_Exercise instructions_:
Check each line of the material below, and copy it if it holds the string "peak".

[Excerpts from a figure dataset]
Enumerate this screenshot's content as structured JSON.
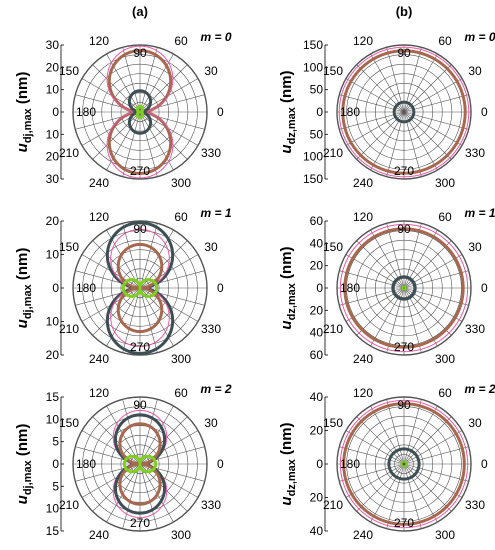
{
  "panel_labels": {
    "a": "(a)",
    "b": "(b)"
  },
  "colors": {
    "dark": "#3d4e54",
    "brown": "#a6684e",
    "green": "#7fcf1f",
    "pink": "#e85aa6",
    "red": "#d0202a",
    "cyan": "#27c6cf",
    "grid": "#555555"
  },
  "chart_data": [
    {
      "type": "polar",
      "id": "a0",
      "column": "a",
      "m_label": "m = 0",
      "ylabel_main": "u",
      "ylabel_sub": "dj,max",
      "ylabel_unit": " (nm)",
      "rmax": 30,
      "rticks": [
        "30",
        "20",
        "10",
        "0",
        "10",
        "20",
        "30"
      ],
      "angle_labels": [
        "90",
        "60",
        "30",
        "0",
        "330",
        "300",
        "270",
        "240",
        "210",
        "180",
        "150",
        "120"
      ],
      "curves": [
        {
          "color": "brown",
          "shape": "dipole",
          "amp": 27.5,
          "width": 3
        },
        {
          "color": "pink",
          "shape": "dipole",
          "amp": 29.5,
          "width": 1
        },
        {
          "color": "dark",
          "shape": "dipole",
          "amp": 9.5,
          "width": 3
        },
        {
          "color": "green",
          "shape": "dipole",
          "amp": 2.5,
          "width": 3
        }
      ]
    },
    {
      "type": "polar",
      "id": "b0",
      "column": "b",
      "m_label": "m = 0",
      "ylabel_main": "u",
      "ylabel_sub": "dz,max",
      "ylabel_unit": " (nm)",
      "rmax": 150,
      "rticks": [
        "150",
        "100",
        "50",
        "0",
        "50",
        "100",
        "150"
      ],
      "angle_labels": [
        "90",
        "60",
        "30",
        "0",
        "330",
        "300",
        "270",
        "240",
        "210",
        "180",
        "150",
        "120"
      ],
      "curves": [
        {
          "color": "pink",
          "shape": "circle",
          "amp": 145,
          "width": 1
        },
        {
          "color": "brown",
          "shape": "circle",
          "amp": 137,
          "width": 3
        },
        {
          "color": "dark",
          "shape": "circle",
          "amp": 22,
          "width": 3
        }
      ]
    },
    {
      "type": "polar",
      "id": "a1",
      "column": "a",
      "m_label": "m = 1",
      "ylabel_main": "u",
      "ylabel_sub": "dj,max",
      "ylabel_unit": " (nm)",
      "rmax": 20,
      "rticks": [
        "20",
        "10",
        "0",
        "10",
        "20"
      ],
      "angle_labels": [
        "90",
        "60",
        "30",
        "0",
        "330",
        "300",
        "270",
        "240",
        "210",
        "180",
        "150",
        "120"
      ],
      "curves": [
        {
          "color": "dark",
          "shape": "dipole",
          "amp": 19.5,
          "width": 3
        },
        {
          "color": "pink",
          "shape": "dipole",
          "amp": 17.5,
          "width": 1
        },
        {
          "color": "brown",
          "shape": "dipole",
          "amp": 13,
          "width": 3
        },
        {
          "color": "green",
          "shape": "dipoleX",
          "amp": 5,
          "width": 3
        }
      ]
    },
    {
      "type": "polar",
      "id": "b1",
      "column": "b",
      "m_label": "m = 1",
      "ylabel_main": "u",
      "ylabel_sub": "dz,max",
      "ylabel_unit": " (nm)",
      "rmax": 60,
      "rticks": [
        "60",
        "40",
        "20",
        "0",
        "20",
        "40",
        "60"
      ],
      "angle_labels": [
        "90",
        "60",
        "30",
        "0",
        "330",
        "300",
        "270",
        "240",
        "210",
        "180",
        "150",
        "120"
      ],
      "curves": [
        {
          "color": "pink",
          "shape": "circle",
          "amp": 57,
          "width": 1
        },
        {
          "color": "brown",
          "shape": "circle",
          "amp": 53,
          "width": 3
        },
        {
          "color": "dark",
          "shape": "circle",
          "amp": 10,
          "width": 3
        },
        {
          "color": "green",
          "shape": "circle",
          "amp": 1.5,
          "width": 2
        }
      ]
    },
    {
      "type": "polar",
      "id": "a2",
      "column": "a",
      "m_label": "m = 2",
      "ylabel_main": "u",
      "ylabel_sub": "dj,max",
      "ylabel_unit": " (nm)",
      "rmax": 15,
      "rticks": [
        "15",
        "10",
        "5",
        "0",
        "5",
        "10",
        "15"
      ],
      "angle_labels": [
        "90",
        "60",
        "30",
        "0",
        "330",
        "300",
        "270",
        "240",
        "210",
        "180",
        "150",
        "120"
      ],
      "curves": [
        {
          "color": "pink",
          "shape": "dipole",
          "amp": 12,
          "width": 1
        },
        {
          "color": "dark",
          "shape": "dipole",
          "amp": 11,
          "width": 3
        },
        {
          "color": "brown",
          "shape": "dipole",
          "amp": 9,
          "width": 3
        },
        {
          "color": "green",
          "shape": "dipoleX",
          "amp": 3.5,
          "width": 3
        }
      ]
    },
    {
      "type": "polar",
      "id": "b2",
      "column": "b",
      "m_label": "m = 2",
      "ylabel_main": "u",
      "ylabel_sub": "dz,max",
      "ylabel_unit": " (nm)",
      "rmax": 40,
      "rticks": [
        "40",
        "20",
        "0",
        "20",
        "40"
      ],
      "angle_labels": [
        "90",
        "60",
        "30",
        "0",
        "330",
        "300",
        "270",
        "240",
        "210",
        "180",
        "150",
        "120"
      ],
      "curves": [
        {
          "color": "pink",
          "shape": "circle",
          "amp": 38,
          "width": 1
        },
        {
          "color": "brown",
          "shape": "circle",
          "amp": 36,
          "width": 3
        },
        {
          "color": "dark",
          "shape": "circle",
          "amp": 9,
          "width": 3
        },
        {
          "color": "green",
          "shape": "circle",
          "amp": 1.5,
          "width": 2
        }
      ]
    }
  ]
}
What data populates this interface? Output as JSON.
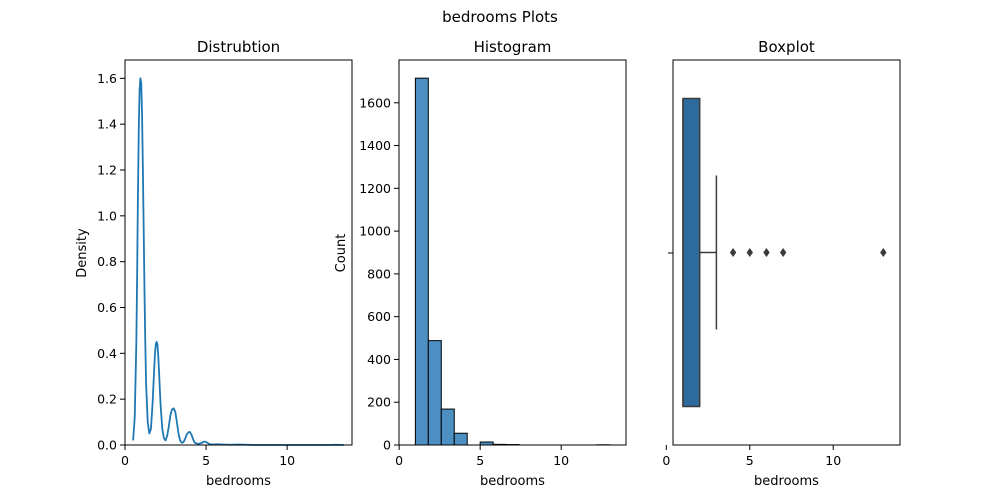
{
  "figure": {
    "suptitle": "bedrooms Plots"
  },
  "chart_data": [
    {
      "type": "line",
      "title": "Distrubtion",
      "xlabel": "bedrooms",
      "ylabel": "Density",
      "xlim": [
        0,
        14
      ],
      "ylim": [
        0,
        1.68
      ],
      "xticks": [
        0,
        5,
        10
      ],
      "yticks": [
        0.0,
        0.2,
        0.4,
        0.6,
        0.8,
        1.0,
        1.2,
        1.4,
        1.6
      ],
      "ytick_labels": [
        "0.0",
        "0.2",
        "0.4",
        "0.6",
        "0.8",
        "1.0",
        "1.2",
        "1.4",
        "1.6"
      ],
      "grid": false,
      "color": "#1f77b4",
      "series": [
        {
          "x": [
            0.5,
            0.6,
            0.7,
            0.75,
            0.8,
            0.85,
            0.9,
            0.95,
            1.0,
            1.05,
            1.1,
            1.15,
            1.2,
            1.25,
            1.3,
            1.4,
            1.5,
            1.6,
            1.7,
            1.8,
            1.85,
            1.9,
            1.95,
            2.0,
            2.05,
            2.1,
            2.15,
            2.2,
            2.3,
            2.4,
            2.5,
            2.6,
            2.7,
            2.8,
            2.9,
            3.0,
            3.1,
            3.2,
            3.3,
            3.4,
            3.5,
            3.6,
            3.7,
            3.8,
            3.9,
            4.0,
            4.1,
            4.2,
            4.3,
            4.5,
            4.7,
            4.8,
            4.9,
            5.0,
            5.1,
            5.2,
            5.4,
            5.7,
            6.0,
            6.5,
            7.0,
            7.5,
            8.0,
            9.0,
            10.0,
            11.0,
            12.0,
            12.5,
            13.0,
            13.5
          ],
          "y": [
            0.02,
            0.12,
            0.45,
            0.75,
            1.1,
            1.38,
            1.55,
            1.6,
            1.58,
            1.45,
            1.22,
            0.95,
            0.68,
            0.45,
            0.27,
            0.1,
            0.05,
            0.07,
            0.18,
            0.33,
            0.4,
            0.44,
            0.45,
            0.44,
            0.39,
            0.32,
            0.24,
            0.17,
            0.07,
            0.03,
            0.02,
            0.04,
            0.08,
            0.13,
            0.155,
            0.16,
            0.145,
            0.1,
            0.05,
            0.02,
            0.01,
            0.012,
            0.025,
            0.045,
            0.055,
            0.057,
            0.045,
            0.025,
            0.01,
            0.005,
            0.008,
            0.012,
            0.015,
            0.013,
            0.009,
            0.004,
            0.002,
            0.003,
            0.002,
            0.001,
            0.002,
            0.001,
            0.0,
            0.0,
            0.0,
            0.0,
            0.0,
            0.0,
            0.001,
            0.0
          ]
        }
      ]
    },
    {
      "type": "bar",
      "title": "Histogram",
      "xlabel": "bedrooms",
      "ylabel": "Count",
      "xlim": [
        -0.01,
        14.0
      ],
      "ylim": [
        0,
        1800
      ],
      "xticks": [
        0,
        5,
        10
      ],
      "yticks": [
        0,
        200,
        400,
        600,
        800,
        1000,
        1200,
        1400,
        1600
      ],
      "grid": false,
      "bar_color": "#4c8fc2",
      "edge_color": "#000000",
      "bins": [
        {
          "x0": 1.0,
          "x1": 1.8,
          "count": 1715
        },
        {
          "x0": 1.8,
          "x1": 2.6,
          "count": 488
        },
        {
          "x0": 2.6,
          "x1": 3.4,
          "count": 168
        },
        {
          "x0": 3.4,
          "x1": 4.2,
          "count": 55
        },
        {
          "x0": 4.2,
          "x1": 5.0,
          "count": 0
        },
        {
          "x0": 5.0,
          "x1": 5.8,
          "count": 14
        },
        {
          "x0": 5.8,
          "x1": 6.6,
          "count": 3
        },
        {
          "x0": 6.6,
          "x1": 7.4,
          "count": 2
        },
        {
          "x0": 7.4,
          "x1": 8.2,
          "count": 0
        },
        {
          "x0": 8.2,
          "x1": 9.0,
          "count": 0
        },
        {
          "x0": 9.0,
          "x1": 9.8,
          "count": 0
        },
        {
          "x0": 9.8,
          "x1": 10.6,
          "count": 0
        },
        {
          "x0": 10.6,
          "x1": 11.4,
          "count": 0
        },
        {
          "x0": 11.4,
          "x1": 12.2,
          "count": 0
        },
        {
          "x0": 12.2,
          "x1": 13.0,
          "count": 1
        }
      ]
    },
    {
      "type": "box",
      "title": "Boxplot",
      "xlabel": "bedrooms",
      "ylabel": "",
      "xlim": [
        0.4,
        14.0
      ],
      "xticks": [
        0,
        5,
        10
      ],
      "grid": false,
      "box_color": "#2d6a9e",
      "line_color": "#3b3b3b",
      "stats": {
        "min": 1,
        "q1": 1,
        "median": 1,
        "q3": 2,
        "max": 3
      },
      "outliers": [
        4,
        5,
        6,
        7,
        13
      ]
    }
  ]
}
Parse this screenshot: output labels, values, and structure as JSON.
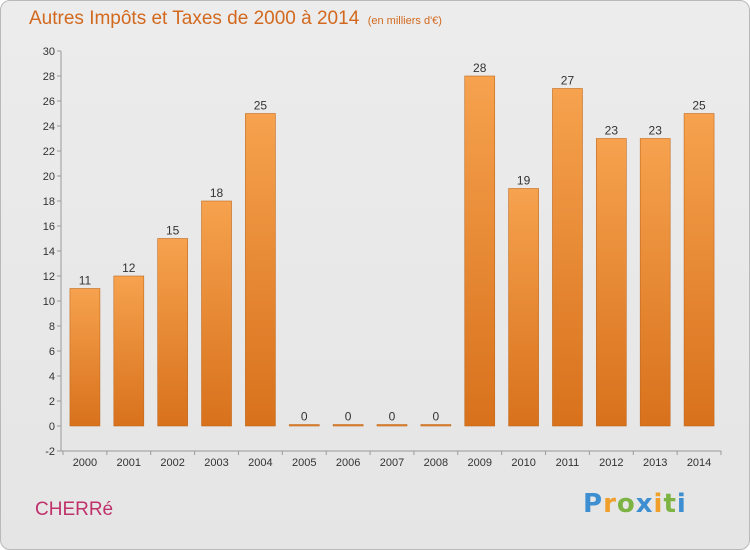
{
  "header": {
    "title": "Autres Impôts et Taxes de 2000 à 2014",
    "unit": "(en milliers d'€)"
  },
  "commune": "CHERRé",
  "logo": [
    "P",
    "r",
    "o",
    "x",
    "i",
    "t",
    "i"
  ],
  "colors": {
    "bar_top": "#f6a24e",
    "bar_bottom": "#d8711c",
    "bar_edge": "#c06a1e",
    "title": "#d2691e",
    "commune": "#c0316b"
  },
  "chart_data": {
    "type": "bar",
    "title": "Autres Impôts et Taxes de 2000 à 2014",
    "subtitle": "(en milliers d'€)",
    "xlabel": "",
    "ylabel": "",
    "categories": [
      "2000",
      "2001",
      "2002",
      "2003",
      "2004",
      "2005",
      "2006",
      "2007",
      "2008",
      "2009",
      "2010",
      "2011",
      "2012",
      "2013",
      "2014"
    ],
    "values": [
      11,
      12,
      15,
      18,
      25,
      0,
      0,
      0,
      0,
      28,
      19,
      27,
      23,
      23,
      25
    ],
    "ylim": [
      -2,
      30
    ],
    "yticks": [
      -2,
      0,
      2,
      4,
      6,
      8,
      10,
      12,
      14,
      16,
      18,
      20,
      22,
      24,
      26,
      28,
      30
    ],
    "grid": false,
    "legend": "none"
  }
}
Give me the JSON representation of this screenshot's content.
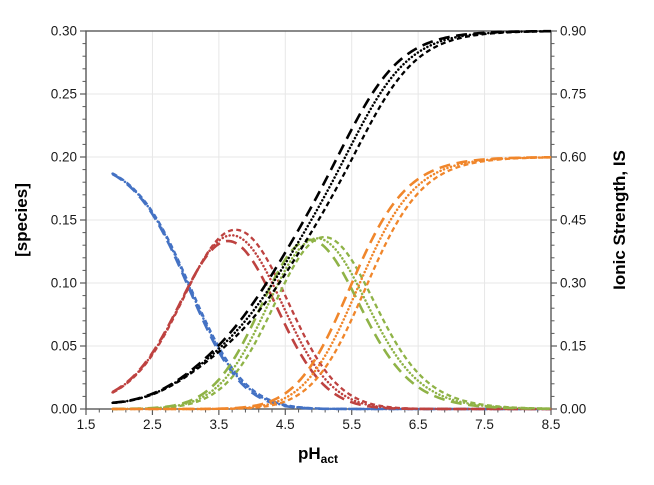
{
  "chart_data": {
    "type": "line",
    "title": "",
    "xlabel": {
      "base": "pH",
      "sub": "act"
    },
    "ylabel_left": "[species]",
    "ylabel_right": "Ionic Strength, IS",
    "x_range": [
      1.5,
      8.5
    ],
    "y_left_range": [
      0.0,
      0.3
    ],
    "y_right_range": [
      0.0,
      0.9
    ],
    "x_major_ticks": [
      "1.5",
      "2.5",
      "3.5",
      "4.5",
      "5.5",
      "6.5",
      "7.5",
      "8.5"
    ],
    "x_minor_step": 0.2,
    "y_left_ticks": [
      "0.00",
      "0.05",
      "0.10",
      "0.15",
      "0.20",
      "0.25",
      "0.30"
    ],
    "y_left_minor_step": 0.01,
    "y_right_ticks": [
      "0.00",
      "0.15",
      "0.30",
      "0.45",
      "0.60",
      "0.75",
      "0.90"
    ],
    "y_right_minor_step": 0.03,
    "grid": {
      "shown": true,
      "color": "#e7e7e7",
      "x_step": 1.0,
      "y_left_step": 0.05
    },
    "frame_color": "#595959",
    "legend": "none",
    "ph_start": 1.9,
    "ph_end": 8.5,
    "total_concentration": 0.2,
    "style_variants": [
      {
        "id": "long-dash",
        "dash": [
          11,
          6.5
        ],
        "width": 2.6,
        "cap": "butt",
        "pKa": [
          3.04,
          4.25,
          5.48
        ]
      },
      {
        "id": "dotted",
        "dash": [
          0.1,
          3.6
        ],
        "width": 2.5,
        "cap": "round",
        "pKa": [
          3.05,
          4.35,
          5.6
        ]
      },
      {
        "id": "short-dash",
        "dash": [
          5,
          3.4
        ],
        "width": 2.3,
        "cap": "butt",
        "pKa": [
          3.06,
          4.45,
          5.72
        ]
      }
    ],
    "series_families": [
      {
        "id": "blue",
        "color": "#4472C4",
        "axis": "left",
        "species_index": 0,
        "description": "decreasing curve, 0.187 at pH 1.9 falling to ~0 by pH 5"
      },
      {
        "id": "red",
        "color": "#BE4240",
        "axis": "left",
        "species_index": 1,
        "description": "peak ~0.14 near pH 3.7"
      },
      {
        "id": "green",
        "color": "#8FB347",
        "axis": "left",
        "species_index": 2,
        "description": "peak ~0.135 near pH 5.0"
      },
      {
        "id": "orange",
        "color": "#F0862B",
        "axis": "left",
        "species_index": 3,
        "description": "sigmoid rising to 0.20 (0.60 on right axis)"
      },
      {
        "id": "black",
        "color": "#000000",
        "axis": "right",
        "species_index": -1,
        "description": "ionic strength sigmoid rising to ~0.90 on right axis"
      }
    ],
    "ionic_strength_model": {
      "scale": 0.375,
      "asymptote_right": 0.899
    },
    "sampled_reference": {
      "note": "values read from the dotted (middle) variant; black given on right axis",
      "x": [
        1.9,
        2.2,
        2.5,
        2.8,
        3.1,
        3.4,
        3.7,
        4.0,
        4.3,
        4.6,
        4.9,
        5.2,
        5.5,
        5.8,
        6.1,
        6.4,
        6.7,
        7.0,
        7.3,
        7.6,
        7.9,
        8.2,
        8.5
      ],
      "blue": [
        0.1867,
        0.1751,
        0.1555,
        0.1267,
        0.0915,
        0.0573,
        0.0309,
        0.0143,
        0.0056,
        0.0019,
        0.0005,
        0.0001,
        0.0,
        0.0,
        0.0,
        0.0,
        0.0,
        0.0,
        0.0,
        0.0,
        0.0,
        0.0,
        0.0
      ],
      "red": [
        0.0132,
        0.0247,
        0.0438,
        0.0713,
        0.1027,
        0.1282,
        0.1379,
        0.1274,
        0.1004,
        0.067,
        0.038,
        0.0183,
        0.0076,
        0.0027,
        0.0009,
        0.0002,
        0.0001,
        0.0,
        0.0,
        0.0,
        0.0,
        0.0,
        0.0
      ],
      "green": [
        0.0,
        0.0002,
        0.0006,
        0.002,
        0.0058,
        0.0144,
        0.0309,
        0.0569,
        0.0895,
        0.1192,
        0.1347,
        0.1298,
        0.1072,
        0.0763,
        0.0479,
        0.0273,
        0.0147,
        0.0077,
        0.0039,
        0.002,
        0.001,
        0.0005,
        0.0003
      ],
      "orange": [
        0.0,
        0.0,
        0.0,
        0.0,
        0.0,
        0.0001,
        0.0004,
        0.0014,
        0.0045,
        0.0119,
        0.0269,
        0.0517,
        0.0852,
        0.121,
        0.1513,
        0.1724,
        0.1852,
        0.1923,
        0.1961,
        0.198,
        0.199,
        0.1995,
        0.1997
      ],
      "black_right": [
        0.0147,
        0.0213,
        0.0355,
        0.0586,
        0.0904,
        0.1291,
        0.1747,
        0.2301,
        0.2968,
        0.372,
        0.4523,
        0.5385,
        0.6302,
        0.7181,
        0.7891,
        0.8376,
        0.8665,
        0.8827,
        0.8911,
        0.8955,
        0.8978,
        0.8989,
        0.8994
      ]
    }
  }
}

_Written solution_:
        "description": "peak ~0.14 near pH 3.7"
        "description": "peak ~0.135 near pH 5.0"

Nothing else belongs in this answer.